(Items from a figure collection)
====================
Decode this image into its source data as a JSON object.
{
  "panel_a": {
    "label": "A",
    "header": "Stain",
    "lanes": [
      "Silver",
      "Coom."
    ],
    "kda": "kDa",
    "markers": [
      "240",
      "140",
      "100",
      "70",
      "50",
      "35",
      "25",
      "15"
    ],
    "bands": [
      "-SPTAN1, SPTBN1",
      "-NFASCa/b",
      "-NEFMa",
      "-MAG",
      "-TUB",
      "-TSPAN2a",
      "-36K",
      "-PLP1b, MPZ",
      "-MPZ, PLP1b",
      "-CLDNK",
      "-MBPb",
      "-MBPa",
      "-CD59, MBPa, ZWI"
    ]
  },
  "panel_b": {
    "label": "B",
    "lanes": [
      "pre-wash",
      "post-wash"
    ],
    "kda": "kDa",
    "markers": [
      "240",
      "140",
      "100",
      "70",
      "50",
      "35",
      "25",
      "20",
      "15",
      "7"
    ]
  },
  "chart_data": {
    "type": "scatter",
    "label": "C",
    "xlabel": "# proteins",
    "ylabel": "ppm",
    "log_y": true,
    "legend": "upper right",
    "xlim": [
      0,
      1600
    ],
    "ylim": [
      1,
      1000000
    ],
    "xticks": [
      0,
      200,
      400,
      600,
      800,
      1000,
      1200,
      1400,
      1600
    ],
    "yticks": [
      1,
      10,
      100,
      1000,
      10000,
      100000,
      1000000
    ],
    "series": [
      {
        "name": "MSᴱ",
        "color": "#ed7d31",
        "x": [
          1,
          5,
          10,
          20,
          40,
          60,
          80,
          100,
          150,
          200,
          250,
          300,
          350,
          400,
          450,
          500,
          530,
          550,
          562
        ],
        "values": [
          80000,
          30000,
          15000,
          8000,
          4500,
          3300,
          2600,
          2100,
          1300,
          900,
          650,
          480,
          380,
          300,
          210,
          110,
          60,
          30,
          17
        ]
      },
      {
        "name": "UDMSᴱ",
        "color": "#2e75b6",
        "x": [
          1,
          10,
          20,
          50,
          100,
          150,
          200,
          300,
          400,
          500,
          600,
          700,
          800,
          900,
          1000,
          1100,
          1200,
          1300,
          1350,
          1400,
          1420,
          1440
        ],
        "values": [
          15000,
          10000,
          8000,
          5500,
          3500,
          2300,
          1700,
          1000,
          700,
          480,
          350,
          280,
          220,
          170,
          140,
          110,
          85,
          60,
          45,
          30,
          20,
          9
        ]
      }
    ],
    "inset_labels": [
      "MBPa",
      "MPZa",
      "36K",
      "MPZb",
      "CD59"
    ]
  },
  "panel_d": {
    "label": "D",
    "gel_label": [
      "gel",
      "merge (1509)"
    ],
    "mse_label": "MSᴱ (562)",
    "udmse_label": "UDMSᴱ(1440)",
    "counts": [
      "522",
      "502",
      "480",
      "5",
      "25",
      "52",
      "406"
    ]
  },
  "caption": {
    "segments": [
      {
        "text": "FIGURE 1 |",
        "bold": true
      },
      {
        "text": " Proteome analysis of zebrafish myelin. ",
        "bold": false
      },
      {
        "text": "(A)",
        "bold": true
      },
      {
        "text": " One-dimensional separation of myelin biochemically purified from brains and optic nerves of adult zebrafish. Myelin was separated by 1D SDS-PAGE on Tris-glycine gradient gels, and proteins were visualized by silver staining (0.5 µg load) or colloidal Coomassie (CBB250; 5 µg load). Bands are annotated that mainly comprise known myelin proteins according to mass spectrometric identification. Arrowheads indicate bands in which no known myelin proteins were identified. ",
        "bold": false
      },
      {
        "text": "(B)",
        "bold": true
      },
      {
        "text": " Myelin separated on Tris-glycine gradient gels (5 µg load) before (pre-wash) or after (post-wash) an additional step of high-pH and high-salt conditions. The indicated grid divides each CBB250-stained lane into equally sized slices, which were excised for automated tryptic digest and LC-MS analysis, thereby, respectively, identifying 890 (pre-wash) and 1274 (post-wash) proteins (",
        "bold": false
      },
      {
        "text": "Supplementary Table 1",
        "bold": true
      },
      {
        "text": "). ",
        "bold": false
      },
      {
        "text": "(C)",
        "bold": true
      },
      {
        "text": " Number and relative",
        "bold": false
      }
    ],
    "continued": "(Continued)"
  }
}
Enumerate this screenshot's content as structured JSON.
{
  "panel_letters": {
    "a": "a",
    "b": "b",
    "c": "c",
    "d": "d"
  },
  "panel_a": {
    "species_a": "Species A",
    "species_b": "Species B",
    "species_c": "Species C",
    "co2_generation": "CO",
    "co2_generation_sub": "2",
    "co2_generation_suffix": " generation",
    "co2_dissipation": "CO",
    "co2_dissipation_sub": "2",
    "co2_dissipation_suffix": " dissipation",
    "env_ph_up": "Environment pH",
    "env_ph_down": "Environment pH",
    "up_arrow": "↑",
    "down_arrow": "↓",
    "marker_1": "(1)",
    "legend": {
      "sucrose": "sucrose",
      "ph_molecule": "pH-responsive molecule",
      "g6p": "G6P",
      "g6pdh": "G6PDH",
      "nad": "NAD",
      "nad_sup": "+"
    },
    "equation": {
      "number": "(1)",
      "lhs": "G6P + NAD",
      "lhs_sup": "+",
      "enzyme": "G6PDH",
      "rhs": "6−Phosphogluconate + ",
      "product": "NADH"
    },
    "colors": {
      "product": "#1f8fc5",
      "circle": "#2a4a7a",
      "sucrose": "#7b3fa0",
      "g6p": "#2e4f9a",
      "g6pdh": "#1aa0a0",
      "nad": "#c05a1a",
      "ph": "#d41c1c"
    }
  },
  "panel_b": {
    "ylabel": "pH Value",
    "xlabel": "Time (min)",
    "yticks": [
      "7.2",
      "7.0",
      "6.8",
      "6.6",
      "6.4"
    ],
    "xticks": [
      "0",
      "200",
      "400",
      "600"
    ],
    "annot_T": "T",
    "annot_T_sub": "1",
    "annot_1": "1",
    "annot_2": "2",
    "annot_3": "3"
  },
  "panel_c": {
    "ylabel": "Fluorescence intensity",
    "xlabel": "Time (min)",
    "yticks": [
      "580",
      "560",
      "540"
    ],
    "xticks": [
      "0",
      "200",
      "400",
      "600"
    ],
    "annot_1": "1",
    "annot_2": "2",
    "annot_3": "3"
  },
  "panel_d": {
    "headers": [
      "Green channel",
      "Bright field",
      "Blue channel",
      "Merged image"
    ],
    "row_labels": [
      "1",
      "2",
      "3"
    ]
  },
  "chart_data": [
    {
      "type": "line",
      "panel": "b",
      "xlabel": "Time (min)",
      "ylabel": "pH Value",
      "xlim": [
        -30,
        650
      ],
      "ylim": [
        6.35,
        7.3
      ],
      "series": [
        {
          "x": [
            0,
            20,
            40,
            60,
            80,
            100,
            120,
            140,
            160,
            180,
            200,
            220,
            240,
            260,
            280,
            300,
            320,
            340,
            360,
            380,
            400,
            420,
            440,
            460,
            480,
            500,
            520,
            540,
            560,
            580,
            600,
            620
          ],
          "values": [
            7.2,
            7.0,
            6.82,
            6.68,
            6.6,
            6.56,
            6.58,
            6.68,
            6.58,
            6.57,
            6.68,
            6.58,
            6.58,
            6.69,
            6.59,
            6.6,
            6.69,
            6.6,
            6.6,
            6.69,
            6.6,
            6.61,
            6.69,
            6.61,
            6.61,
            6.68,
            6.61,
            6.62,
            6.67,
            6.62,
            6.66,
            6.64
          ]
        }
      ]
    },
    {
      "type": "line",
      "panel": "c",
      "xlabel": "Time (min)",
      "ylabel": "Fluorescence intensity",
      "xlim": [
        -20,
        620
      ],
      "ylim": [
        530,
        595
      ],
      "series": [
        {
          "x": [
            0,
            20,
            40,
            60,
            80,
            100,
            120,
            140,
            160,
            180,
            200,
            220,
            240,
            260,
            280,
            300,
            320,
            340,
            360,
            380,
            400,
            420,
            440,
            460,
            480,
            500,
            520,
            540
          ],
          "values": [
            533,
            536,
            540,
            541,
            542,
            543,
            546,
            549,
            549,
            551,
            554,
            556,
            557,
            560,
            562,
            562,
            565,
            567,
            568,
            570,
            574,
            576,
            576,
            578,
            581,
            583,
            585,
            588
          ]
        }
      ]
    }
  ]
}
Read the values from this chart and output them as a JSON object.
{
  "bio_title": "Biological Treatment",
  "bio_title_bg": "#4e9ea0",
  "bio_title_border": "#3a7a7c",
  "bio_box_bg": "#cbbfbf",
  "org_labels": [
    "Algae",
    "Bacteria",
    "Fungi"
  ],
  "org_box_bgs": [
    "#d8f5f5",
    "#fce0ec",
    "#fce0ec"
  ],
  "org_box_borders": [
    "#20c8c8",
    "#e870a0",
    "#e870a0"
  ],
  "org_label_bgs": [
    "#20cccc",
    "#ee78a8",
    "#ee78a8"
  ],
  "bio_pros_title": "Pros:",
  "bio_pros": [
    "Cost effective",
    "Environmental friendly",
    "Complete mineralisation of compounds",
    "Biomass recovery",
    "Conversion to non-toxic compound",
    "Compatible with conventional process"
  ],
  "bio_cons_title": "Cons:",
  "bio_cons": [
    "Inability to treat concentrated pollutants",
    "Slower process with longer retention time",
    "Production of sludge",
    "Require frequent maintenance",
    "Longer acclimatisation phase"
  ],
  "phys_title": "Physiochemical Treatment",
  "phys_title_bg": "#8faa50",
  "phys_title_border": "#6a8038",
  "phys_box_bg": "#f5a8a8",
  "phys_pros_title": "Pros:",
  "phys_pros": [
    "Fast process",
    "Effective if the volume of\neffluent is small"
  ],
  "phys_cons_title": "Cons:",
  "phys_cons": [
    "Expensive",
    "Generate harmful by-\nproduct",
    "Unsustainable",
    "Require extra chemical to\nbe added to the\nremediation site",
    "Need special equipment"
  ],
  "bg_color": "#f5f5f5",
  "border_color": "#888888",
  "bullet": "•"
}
====================
→ Task item:
Each line of the data that has the string "Species" counts once; give the total and nothing else.

→ Exercise answer:
3